* **DIRECTIONS**: Every record must be repeated exactly; omit any pictures they contain.

* **Records excerpted from a collection**:
※

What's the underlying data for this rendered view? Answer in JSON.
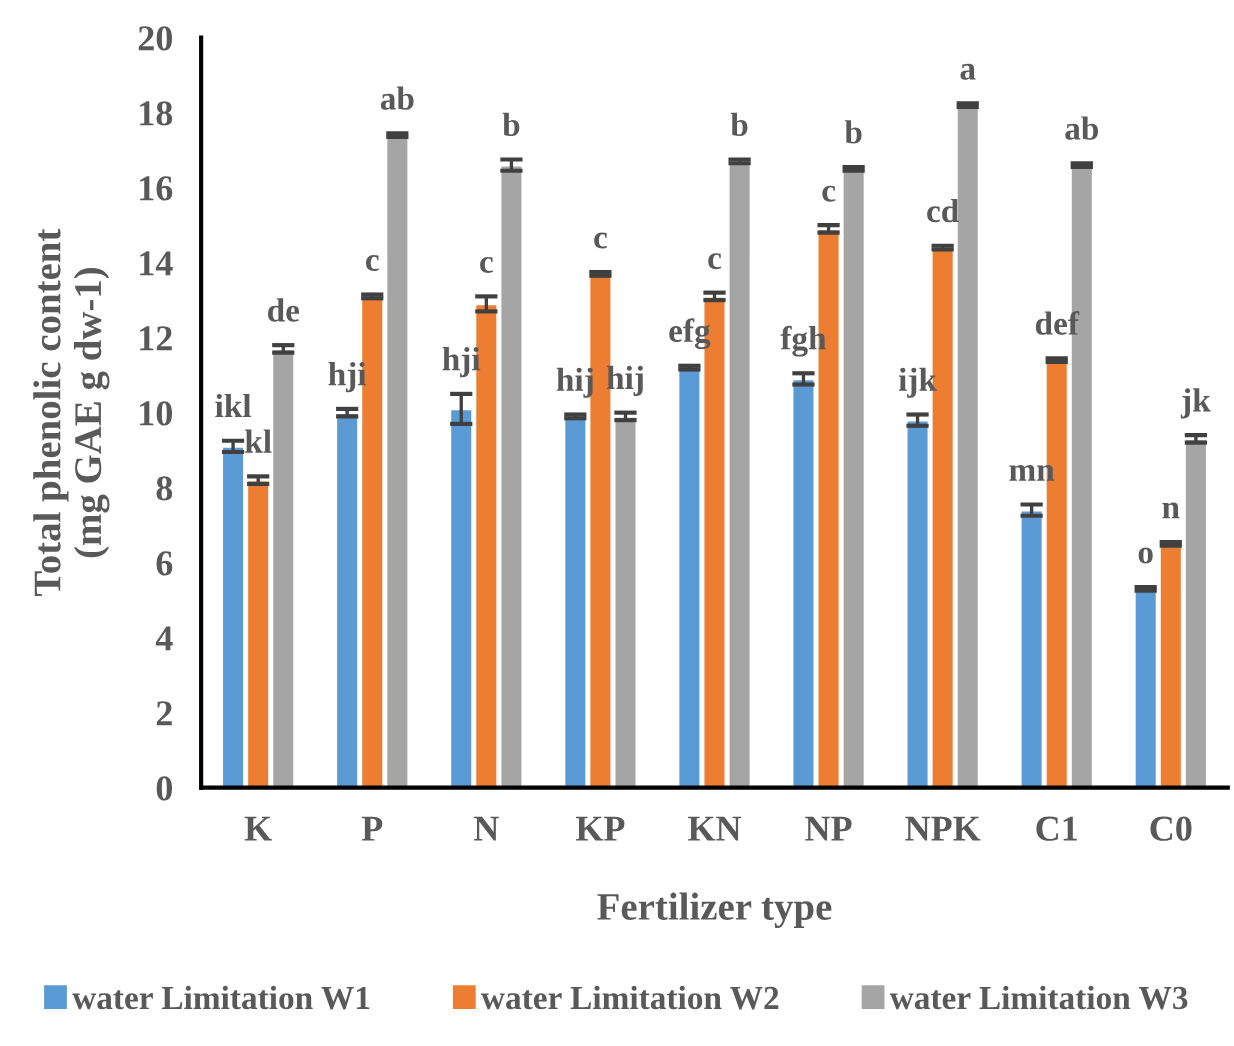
{
  "chart_data": {
    "type": "bar",
    "xlabel": "Fertilizer type",
    "ylabel": "Total phenolic content\n(mg GAE g dw-1)",
    "categories": [
      "K",
      "P",
      "N",
      "KP",
      "KN",
      "NP",
      "NPK",
      "C1",
      "C0"
    ],
    "series": [
      {
        "name": "water Limitation W1",
        "color": "#5b9bd5",
        "values": [
          9.1,
          10.0,
          10.1,
          9.9,
          11.2,
          10.9,
          9.8,
          7.4,
          5.3
        ],
        "errors": [
          0.15,
          0.1,
          0.4,
          0.05,
          0.05,
          0.15,
          0.15,
          0.15,
          0.05
        ],
        "value_labels": [
          "ikl",
          "hji",
          "hji",
          "hij",
          "efg",
          "fgh",
          "ijk",
          "mn",
          "o"
        ]
      },
      {
        "name": "water Limitation W2",
        "color": "#ed7d31",
        "values": [
          8.2,
          13.1,
          12.9,
          13.7,
          13.1,
          14.9,
          14.4,
          11.4,
          6.5
        ],
        "errors": [
          0.1,
          0.05,
          0.2,
          0.05,
          0.1,
          0.1,
          0.05,
          0.05,
          0.05
        ],
        "value_labels": [
          "kl",
          "c",
          "c",
          "c",
          "c",
          "c",
          "cd",
          "def",
          "n"
        ]
      },
      {
        "name": "water Limitation W3",
        "color": "#a5a5a5",
        "values": [
          11.7,
          17.4,
          16.6,
          9.9,
          16.7,
          16.5,
          18.2,
          16.6,
          9.3
        ],
        "errors": [
          0.1,
          0.05,
          0.15,
          0.1,
          0.05,
          0.05,
          0.05,
          0.05,
          0.1
        ],
        "value_labels": [
          "de",
          "ab",
          "b",
          "hij",
          "b",
          "b",
          "a",
          "ab",
          "jk"
        ]
      }
    ],
    "ylim": [
      0,
      20
    ],
    "yticks": [
      0,
      2,
      4,
      6,
      8,
      10,
      12,
      14,
      16,
      18,
      20
    ],
    "grid": false,
    "legend": "bottom"
  }
}
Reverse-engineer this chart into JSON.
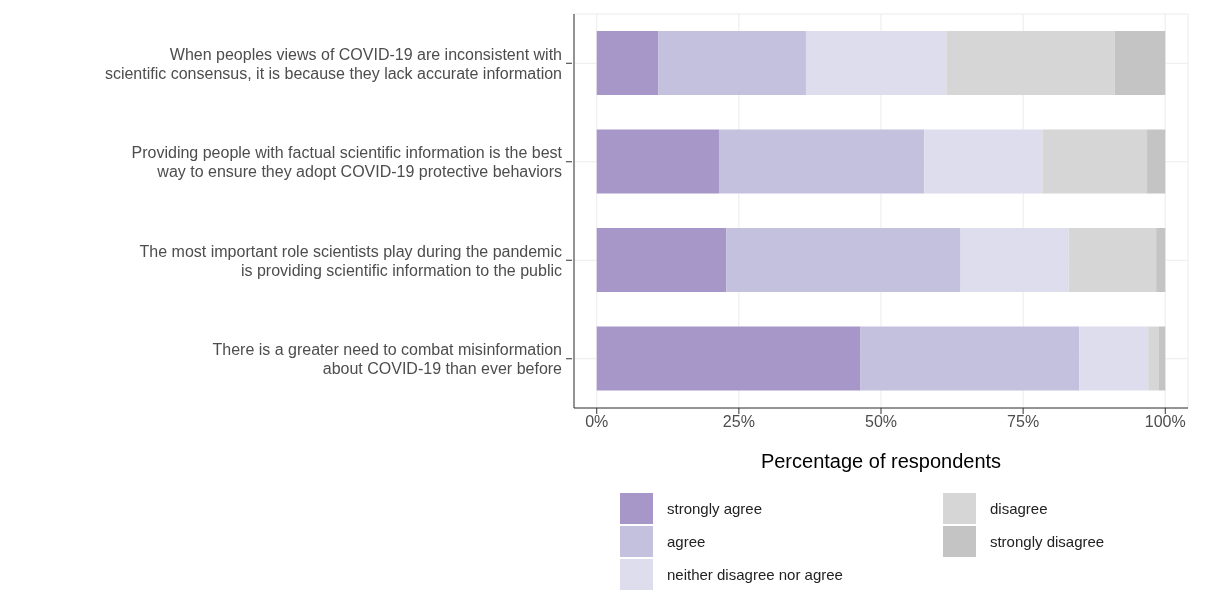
{
  "chart_data": {
    "type": "bar",
    "orientation": "horizontal",
    "stacked": true,
    "xlabel": "Percentage of respondents",
    "categories": [
      "When peoples views of COVID-19 are inconsistent with\nscientific consensus, it is because they lack accurate information",
      "Providing people with factual scientific information is the best\nway to ensure they adopt COVID-19 protective behaviors",
      "The most important role scientists play during the pandemic\nis providing scientific information to the public",
      "There is a greater need to combat misinformation\nabout COVID-19 than ever before"
    ],
    "series": [
      {
        "name": "strongly agree",
        "color": "#a796c8",
        "values": [
          10.8,
          21.5,
          22.8,
          46.4
        ]
      },
      {
        "name": "agree",
        "color": "#c4c1df",
        "values": [
          26.0,
          36.1,
          41.2,
          38.5
        ]
      },
      {
        "name": "neither disagree nor agree",
        "color": "#dedded",
        "values": [
          24.7,
          20.8,
          19.0,
          12.1
        ]
      },
      {
        "name": "disagree",
        "color": "#d6d6d6",
        "values": [
          29.6,
          18.4,
          15.4,
          1.9
        ]
      },
      {
        "name": "strongly disagree",
        "color": "#c4c4c4",
        "values": [
          8.9,
          3.2,
          1.6,
          1.1
        ]
      }
    ],
    "xlim": [
      -4,
      104
    ],
    "xticks": [
      {
        "value": 0,
        "label": "0%"
      },
      {
        "value": 25,
        "label": "25%"
      },
      {
        "value": 50,
        "label": "50%"
      },
      {
        "value": 75,
        "label": "75%"
      },
      {
        "value": 100,
        "label": "100%"
      }
    ],
    "grid": true,
    "legend": "bottom"
  }
}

※

* **WRITTEN SOLUTION**:
What's the underlying data for this rendered view? Answer in JSON.
{
  "chart_data": {
    "type": "bar",
    "xlabel": "Fertilizer type",
    "ylabel": "Total phenolic content\n(mg GAE g dw-1)",
    "categories": [
      "K",
      "P",
      "N",
      "KP",
      "KN",
      "NP",
      "NPK",
      "C1",
      "C0"
    ],
    "series": [
      {
        "name": "water Limitation W1",
        "color": "#5b9bd5",
        "values": [
          9.1,
          10.0,
          10.1,
          9.9,
          11.2,
          10.9,
          9.8,
          7.4,
          5.3
        ],
        "errors": [
          0.15,
          0.1,
          0.4,
          0.05,
          0.05,
          0.15,
          0.15,
          0.15,
          0.05
        ],
        "value_labels": [
          "ikl",
          "hji",
          "hji",
          "hij",
          "efg",
          "fgh",
          "ijk",
          "mn",
          "o"
        ]
      },
      {
        "name": "water Limitation W2",
        "color": "#ed7d31",
        "values": [
          8.2,
          13.1,
          12.9,
          13.7,
          13.1,
          14.9,
          14.4,
          11.4,
          6.5
        ],
        "errors": [
          0.1,
          0.05,
          0.2,
          0.05,
          0.1,
          0.1,
          0.05,
          0.05,
          0.05
        ],
        "value_labels": [
          "kl",
          "c",
          "c",
          "c",
          "c",
          "c",
          "cd",
          "def",
          "n"
        ]
      },
      {
        "name": "water Limitation W3",
        "color": "#a5a5a5",
        "values": [
          11.7,
          17.4,
          16.6,
          9.9,
          16.7,
          16.5,
          18.2,
          16.6,
          9.3
        ],
        "errors": [
          0.1,
          0.05,
          0.15,
          0.1,
          0.05,
          0.05,
          0.05,
          0.05,
          0.1
        ],
        "value_labels": [
          "de",
          "ab",
          "b",
          "hij",
          "b",
          "b",
          "a",
          "ab",
          "jk"
        ]
      }
    ],
    "ylim": [
      0,
      20
    ],
    "yticks": [
      0,
      2,
      4,
      6,
      8,
      10,
      12,
      14,
      16,
      18,
      20
    ],
    "grid": false,
    "legend": "bottom"
  }
}
Reverse-engineer this chart into JSON.
{
  "chart_data": {
    "type": "bar",
    "orientation": "horizontal",
    "stacked": true,
    "xlabel": "Percentage of respondents",
    "categories": [
      "When peoples views of COVID-19 are inconsistent with\nscientific consensus, it is because they lack accurate information",
      "Providing people with factual scientific information is the best\nway to ensure they adopt COVID-19 protective behaviors",
      "The most important role scientists play during the pandemic\nis providing scientific information to the public",
      "There is a greater need to combat misinformation\nabout COVID-19 than ever before"
    ],
    "series": [
      {
        "name": "strongly agree",
        "color": "#a796c8",
        "values": [
          10.8,
          21.5,
          22.8,
          46.4
        ]
      },
      {
        "name": "agree",
        "color": "#c4c1df",
        "values": [
          26.0,
          36.1,
          41.2,
          38.5
        ]
      },
      {
        "name": "neither disagree nor agree",
        "color": "#dedded",
        "values": [
          24.7,
          20.8,
          19.0,
          12.1
        ]
      },
      {
        "name": "disagree",
        "color": "#d6d6d6",
        "values": [
          29.6,
          18.4,
          15.4,
          1.9
        ]
      },
      {
        "name": "strongly disagree",
        "color": "#c4c4c4",
        "values": [
          8.9,
          3.2,
          1.6,
          1.1
        ]
      }
    ],
    "xlim": [
      -4,
      104
    ],
    "xticks": [
      {
        "value": 0,
        "label": "0%"
      },
      {
        "value": 25,
        "label": "25%"
      },
      {
        "value": 50,
        "label": "50%"
      },
      {
        "value": 75,
        "label": "75%"
      },
      {
        "value": 100,
        "label": "100%"
      }
    ],
    "grid": true,
    "legend": "bottom"
  }
}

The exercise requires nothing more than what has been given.